____ PASSAGE PROVIDED

Australian Economy

Why JPMorgan chief executive Jamie Dimon says the global economy is in unchartered territory

So, naturally, the skittish market took hope from Dimon’s summary of economic conditions.

First, Dimon stressed the US economy was very strong, with the consumer still very healthy – as JPMorgan’s improving financial outlook shows. But he also acknowledged the threats to economic growth were growing, and there was a possibility of recession.

“Strong economy, big storm clouds,” he said in summing up his view.

“I’m calling it storm clouds because they’re storm clouds. They may dissipate. If it was a hurricane, I would tell you that – or a tsunami, like we had in ’07 or ’08.”

And just like that, Monday night’s mini relief rally on US markets was away.

Uncharted territory

But Dimon’s comments deserve a little more unpacking. The banking veteran’s key point was less where the US and global economy might go from here and more about the fact the world is facing a set of circumstances that it hasn’t seen before.

________

TASK INSTRUCTIONS:
1 - Answer these about the article on Jamie Dimon:
(a) How does Dimon describe the US consumer?
(b) Which years does Dimon name when he mentions a tsunami?
(c) What does the world face, according to Dimon's key point?
2 - Write out everything in the article on Jamie Dimon from "Australian Economy" down to "up his view.".

____ MATERIAL PROVIDED

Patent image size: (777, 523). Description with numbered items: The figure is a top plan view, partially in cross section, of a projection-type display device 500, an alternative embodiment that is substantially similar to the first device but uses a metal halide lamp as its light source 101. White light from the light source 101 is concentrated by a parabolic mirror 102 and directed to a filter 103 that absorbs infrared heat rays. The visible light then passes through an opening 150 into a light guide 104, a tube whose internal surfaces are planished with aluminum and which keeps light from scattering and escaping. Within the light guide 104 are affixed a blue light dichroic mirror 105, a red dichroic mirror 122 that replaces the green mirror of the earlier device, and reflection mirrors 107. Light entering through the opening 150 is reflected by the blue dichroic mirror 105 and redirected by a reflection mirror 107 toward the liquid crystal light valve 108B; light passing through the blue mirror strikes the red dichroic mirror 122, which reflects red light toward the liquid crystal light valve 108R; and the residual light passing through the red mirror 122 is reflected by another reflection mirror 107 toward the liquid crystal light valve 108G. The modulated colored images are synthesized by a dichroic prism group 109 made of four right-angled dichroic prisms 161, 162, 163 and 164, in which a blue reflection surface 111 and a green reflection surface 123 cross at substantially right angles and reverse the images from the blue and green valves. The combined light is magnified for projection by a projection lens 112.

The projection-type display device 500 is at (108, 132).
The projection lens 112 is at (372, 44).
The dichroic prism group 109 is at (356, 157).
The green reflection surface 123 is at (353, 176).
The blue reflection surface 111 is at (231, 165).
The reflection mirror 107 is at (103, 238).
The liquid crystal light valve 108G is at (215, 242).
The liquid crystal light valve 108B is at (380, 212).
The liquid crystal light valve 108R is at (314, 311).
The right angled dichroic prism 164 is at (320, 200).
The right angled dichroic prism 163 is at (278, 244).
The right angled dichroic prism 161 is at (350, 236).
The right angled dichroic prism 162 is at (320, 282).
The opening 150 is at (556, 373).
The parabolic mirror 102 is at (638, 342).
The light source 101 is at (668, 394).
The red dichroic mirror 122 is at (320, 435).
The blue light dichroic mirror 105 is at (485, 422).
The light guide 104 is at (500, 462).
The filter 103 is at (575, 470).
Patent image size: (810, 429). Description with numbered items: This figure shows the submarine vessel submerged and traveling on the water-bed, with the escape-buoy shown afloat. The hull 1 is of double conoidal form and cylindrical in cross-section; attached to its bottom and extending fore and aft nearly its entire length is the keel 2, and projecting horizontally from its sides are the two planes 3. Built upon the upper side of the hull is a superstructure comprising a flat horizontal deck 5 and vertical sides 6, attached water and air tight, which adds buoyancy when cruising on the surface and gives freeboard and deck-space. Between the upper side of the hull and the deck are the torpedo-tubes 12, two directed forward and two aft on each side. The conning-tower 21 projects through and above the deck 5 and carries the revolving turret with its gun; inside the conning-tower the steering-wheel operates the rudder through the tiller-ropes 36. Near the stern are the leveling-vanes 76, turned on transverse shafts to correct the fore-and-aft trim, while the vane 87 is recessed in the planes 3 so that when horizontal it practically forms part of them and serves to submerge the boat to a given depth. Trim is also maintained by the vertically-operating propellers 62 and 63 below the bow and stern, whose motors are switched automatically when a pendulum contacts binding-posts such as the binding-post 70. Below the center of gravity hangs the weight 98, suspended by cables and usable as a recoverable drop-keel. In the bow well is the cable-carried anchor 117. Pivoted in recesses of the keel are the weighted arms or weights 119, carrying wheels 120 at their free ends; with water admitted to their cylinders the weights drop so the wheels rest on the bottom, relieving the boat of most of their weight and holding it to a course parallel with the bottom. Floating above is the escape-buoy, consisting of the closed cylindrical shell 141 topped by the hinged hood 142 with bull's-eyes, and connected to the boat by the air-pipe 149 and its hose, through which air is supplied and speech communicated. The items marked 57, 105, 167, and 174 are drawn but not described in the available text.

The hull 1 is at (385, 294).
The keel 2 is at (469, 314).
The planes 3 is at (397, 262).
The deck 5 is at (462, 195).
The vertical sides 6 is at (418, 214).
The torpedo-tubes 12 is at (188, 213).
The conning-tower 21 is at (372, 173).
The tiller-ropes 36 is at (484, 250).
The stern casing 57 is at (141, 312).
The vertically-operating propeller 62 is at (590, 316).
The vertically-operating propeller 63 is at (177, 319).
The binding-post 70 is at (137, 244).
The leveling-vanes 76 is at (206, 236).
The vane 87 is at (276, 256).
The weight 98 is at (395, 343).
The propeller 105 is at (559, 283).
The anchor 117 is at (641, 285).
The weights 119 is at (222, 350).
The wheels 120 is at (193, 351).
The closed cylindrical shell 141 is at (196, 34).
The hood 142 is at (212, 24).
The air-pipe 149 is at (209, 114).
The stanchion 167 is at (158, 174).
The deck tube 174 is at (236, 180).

________

RESULTS BY TASK:
1 -
(a) Still very healthy.
(b) '07 or '08.
(c) A set of circumstances it hasn't seen before.

2 -
Australian Economy

Why JPMorgan chief executive Jamie Dimon says the global economy is in unchartered territory

So, naturally, the skittish market took hope from Dimon’s summary of economic conditions.

First, Dimon stressed the US economy was very strong, with the consumer still very healthy – as JPMorgan’s improving financial outlook shows. But he also acknowledged the threats to economic growth were growing, and there was a possibility of recession.

“Strong economy, big storm clouds,” he said in summing up his view.